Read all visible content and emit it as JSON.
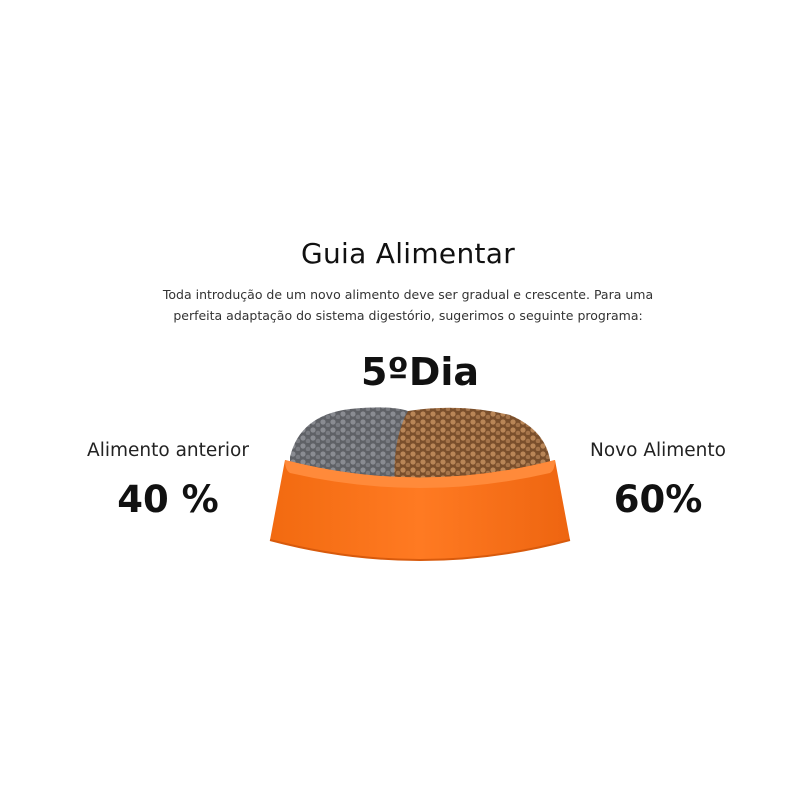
{
  "header": {
    "title": "Guia Alimentar",
    "subtitle_line1": "Toda introdução de um novo alimento deve ser gradual e crescente. Para uma",
    "subtitle_line2": "perfeita adaptação do sistema digestório, sugerimos o seguinte programa:"
  },
  "day_label": "5ºDia",
  "previous_food": {
    "label": "Alimento anterior",
    "value": "40 %",
    "percent": 40,
    "color": "#6e6e72"
  },
  "new_food": {
    "label": "Novo Alimento",
    "value": "60%",
    "percent": 60,
    "color": "#9a6a40"
  },
  "bowl_color": "#f56a12"
}
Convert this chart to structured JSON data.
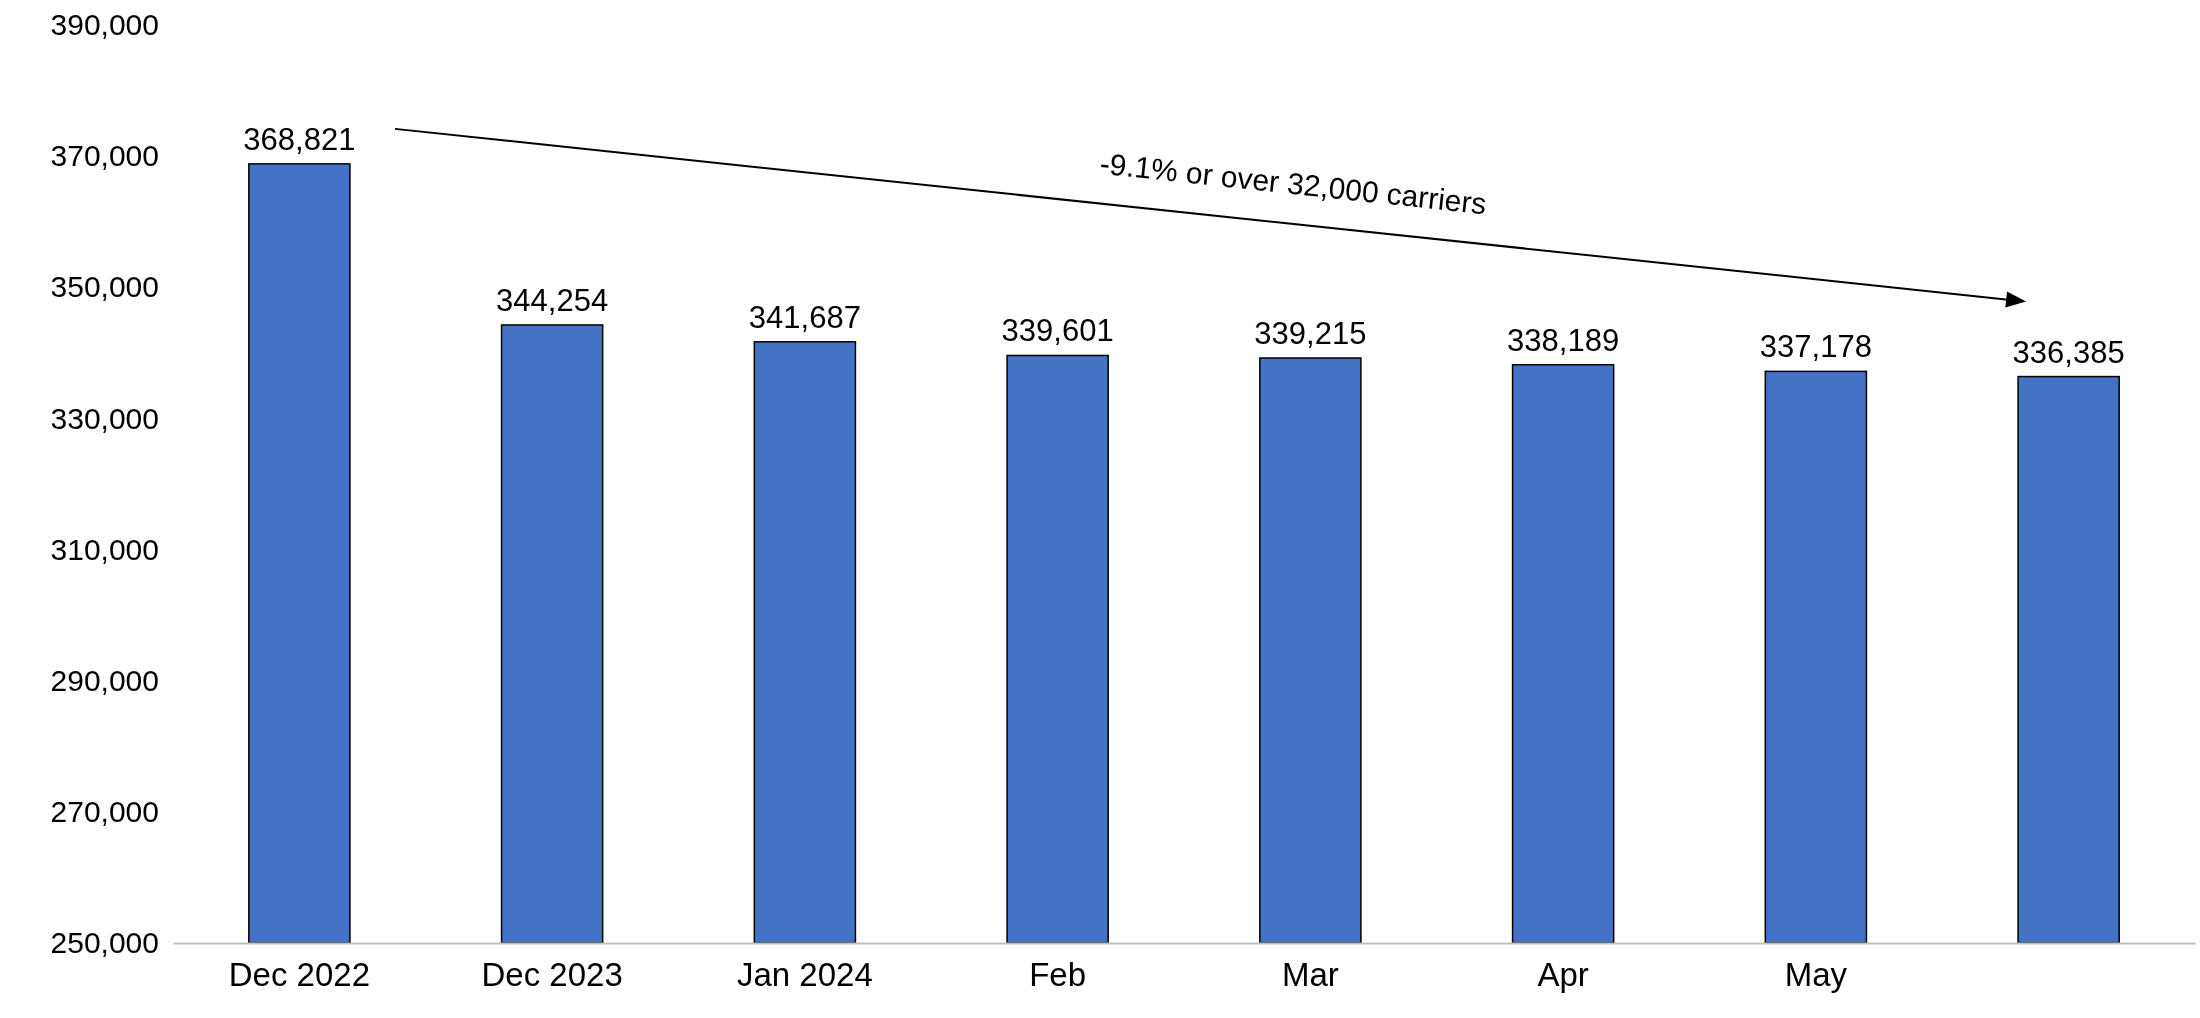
{
  "chart_data": {
    "type": "bar",
    "categories": [
      "Dec 2022",
      "Dec 2023",
      "Jan 2024",
      "Feb",
      "Mar",
      "Apr",
      "May",
      null
    ],
    "values": [
      368821,
      344254,
      341687,
      339601,
      339215,
      338189,
      337178,
      336385
    ],
    "color": "#4472c4",
    "ylim": [
      250000,
      390000
    ],
    "yticks": [
      {
        "value": 250000,
        "label": "250,000"
      },
      {
        "value": 270000,
        "label": "270,000"
      },
      {
        "value": 290000,
        "label": "290,000"
      },
      {
        "value": 310000,
        "label": "310,000"
      },
      {
        "value": 330000,
        "label": "330,000"
      },
      {
        "value": 350000,
        "label": "350,000"
      },
      {
        "value": 370000,
        "label": "370,000"
      },
      {
        "value": 390000,
        "label": "390,000"
      }
    ],
    "value_labels": [
      "368,821",
      "344,254",
      "341,687",
      "339,601",
      "339,215",
      "338,189",
      "337,178",
      "336,385"
    ],
    "annotations": [
      "-9.1% or over 32,000 carriers"
    ],
    "grid": false
  }
}
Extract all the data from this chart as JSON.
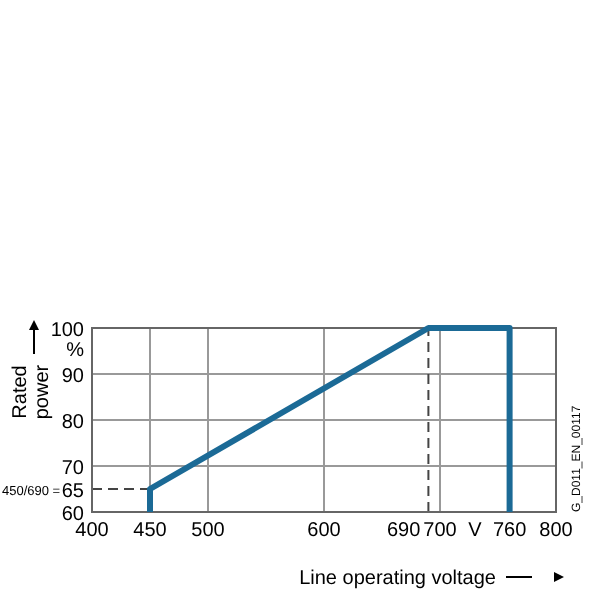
{
  "chart_data": {
    "type": "line",
    "ylabel": "Rated power",
    "xlabel": "Line operating voltage",
    "x": [
      450,
      450,
      690,
      760,
      760
    ],
    "series": [
      {
        "color": "#1b6a96",
        "values": [
          60,
          65,
          100,
          100,
          60
        ]
      }
    ],
    "xlim": [
      400,
      800
    ],
    "xticks": [
      400,
      450,
      500,
      600,
      700,
      760,
      800
    ],
    "ylim": [
      60,
      100
    ],
    "yticks": [
      60,
      65,
      70,
      80,
      90,
      100
    ],
    "grid": true,
    "marker": "none",
    "line_style": "solid",
    "ref_lines": [
      {
        "axis": "x",
        "value": 690,
        "label": "690",
        "line_style": "dashed",
        "color": "#444444"
      },
      {
        "axis": "y",
        "value": 65,
        "line_style": "dashed",
        "color": "#444444"
      }
    ],
    "annotations": [
      "%",
      "V",
      "450/690 =",
      "G_D011_EN_00117"
    ]
  }
}
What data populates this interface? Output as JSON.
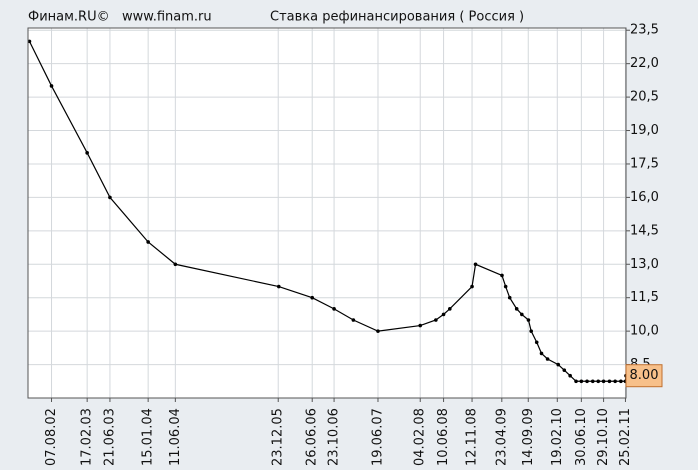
{
  "header": {
    "brand": "Финам.RU©",
    "site": "www.finam.ru"
  },
  "chart_data": {
    "type": "line",
    "title": "Ставка рефинансирования ( Россия )",
    "x": [
      "09.04.02",
      "07.08.02",
      "17.02.03",
      "21.06.03",
      "15.01.04",
      "11.06.04",
      "26.12.05",
      "26.06.06",
      "23.10.06",
      "05.02.07",
      "19.06.07",
      "04.02.08",
      "29.04.08",
      "10.06.08",
      "14.07.08",
      "12.11.08",
      "01.12.08",
      "24.04.09",
      "14.05.09",
      "05.06.09",
      "13.07.09",
      "10.08.09",
      "15.09.09",
      "30.09.09",
      "30.10.09",
      "25.11.09",
      "28.12.09",
      "24.02.10",
      "29.03.10",
      "30.04.10",
      "01.06.10",
      "30.06.10",
      "31.07.10",
      "31.08.10",
      "30.09.10",
      "29.10.10",
      "30.11.10",
      "31.12.10",
      "31.01.11",
      "25.02.11",
      "28.02.11"
    ],
    "series": [
      {
        "name": "Ставка рефинансирования",
        "color": "#000000",
        "values": [
          23,
          21,
          18,
          16,
          14,
          13,
          12,
          11.5,
          11,
          10.5,
          10,
          10.25,
          10.5,
          10.75,
          11,
          12,
          13,
          12.5,
          12,
          11.5,
          11,
          10.75,
          10.5,
          10,
          9.5,
          9,
          8.75,
          8.5,
          8.25,
          8,
          7.75,
          7.75,
          7.75,
          7.75,
          7.75,
          7.75,
          7.75,
          7.75,
          7.75,
          7.75,
          8
        ],
        "value_labels": [
          null,
          null,
          null,
          null,
          null,
          null,
          null,
          null,
          null,
          null,
          null,
          null,
          null,
          null,
          null,
          null,
          null,
          null,
          null,
          null,
          null,
          null,
          null,
          null,
          null,
          null,
          null,
          null,
          null,
          null,
          null,
          null,
          null,
          null,
          null,
          null,
          null,
          null,
          null,
          null,
          "8.00"
        ]
      }
    ],
    "xlim": [
      "01.04.02",
      "28.02.11"
    ],
    "xticks": [
      "07.08.02",
      "17.02.03",
      "21.06.03",
      "15.01.04",
      "11.06.04",
      "23.12.05",
      "26.06.06",
      "23.10.06",
      "19.06.07",
      "04.02.08",
      "10.06.08",
      "12.11.08",
      "23.04.09",
      "14.09.09",
      "19.02.10",
      "30.06.10",
      "29.10.10",
      "25.02.11"
    ],
    "ylim": [
      7,
      23.6
    ],
    "yticks": [
      {
        "value": 8.5,
        "label": "8,5"
      },
      {
        "value": 10,
        "label": "10,0"
      },
      {
        "value": 11.5,
        "label": "11,5"
      },
      {
        "value": 13,
        "label": "13,0"
      },
      {
        "value": 14.5,
        "label": "14,5"
      },
      {
        "value": 16,
        "label": "16,0"
      },
      {
        "value": 17.5,
        "label": "17,5"
      },
      {
        "value": 19,
        "label": "19,0"
      },
      {
        "value": 20.5,
        "label": "20,5"
      },
      {
        "value": 22,
        "label": "22,0"
      },
      {
        "value": 23.5,
        "label": "23,5"
      }
    ],
    "grid": true
  }
}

[Task directions]
Within the listing above, find every line containing the string "this" and return it.

[Full response]
Convert this chart to structured JSON data.
Extract all the data from this chart as JSON.
What data populates this interface? Output as JSON.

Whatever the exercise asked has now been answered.